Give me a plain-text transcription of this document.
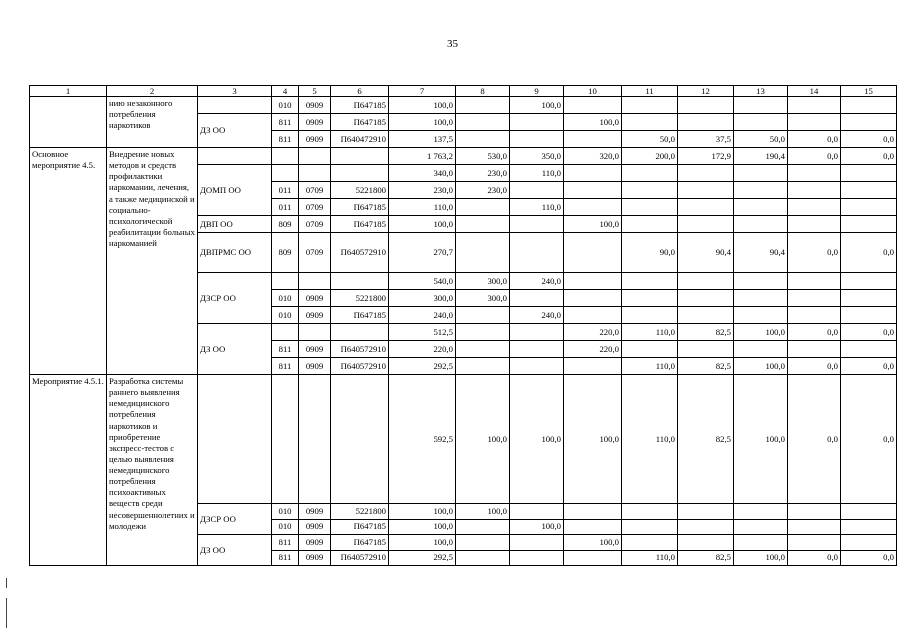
35
1	2	3	4	5	6	7	8	9	10	11	12	13	14	15
	нию незаконного потребления наркотиков		010	0909	П647185	100,0		100,0						
		ДЗ ОО	811	0909	П647185	100,0			100,0					
			811	0909	П640472910	137,5				50,0	37,5	50,0	0,0	0,0
Основное мероприятие 4.5.	Внедрение новых методов и средств профилактики наркомании, лечения, а также медицинской и социально-психологической реабилитации больных наркоманией					1 763,2	530,0	350,0	320,0	200,0	172,9	190,4	0,0	0,0
		ДОМП ОО				340,0	230,0	110,0						
			011	0709	5221800	230,0	230,0							
			011	0709	П647185	110,0		110,0						
		ДВП ОО	809	0709	П647185	100,0			100,0					
		ДВПРМС ОО	809	0709	П640572910	270,7				90,0	90,4	90,4	0,0	0,0
		ДЗСР ОО				540,0	300,0	240,0						
			010	0909	5221800	300,0	300,0							
			010	0909	П647185	240,0		240,0						
		ДЗ ОО				512,5			220,0	110,0	82,5	100,0	0,0	0,0
			811	0909	П640572910	220,0			220,0					
			811	0909	П640572910	292,5				110,0	82,5	100,0	0,0	0,0
Мероприятие 4.5.1.	Разработка системы раннего выявления немедицинского потребления наркотиков и приобретение экспресс-тестов с целью выявления немедицинского потребления психоактивных веществ среди несовершеннолетних и молодежи					592,5	100,0	100,0	100,0	110,0	82,5	100,0	0,0	0,0
		ДЗСР ОО	010	0909	5221800	100,0	100,0							
			010	0909	П647185	100,0		100,0						
		ДЗ ОО	811	0909	П647185	100,0			100,0					
			811	0909	П640572910	292,5				110,0	82,5	100,0	0,0	0,0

+ + + +

### WORK TO DO
Copy out every line of the material above that mentions the word "потребления".

### WRITTEN REPLY
	нию незаконного потребления наркотиков		010	0909	П647185	100,0		100,0						
Мероприятие 4.5.1.	Разработка системы раннего выявления немедицинского потребления наркотиков и приобретение экспресс-тестов с целью выявления немедицинского потребления психоактивных веществ среди несовершеннолетних и молодежи					592,5	100,0	100,0	100,0	110,0	82,5	100,0	0,0	0,0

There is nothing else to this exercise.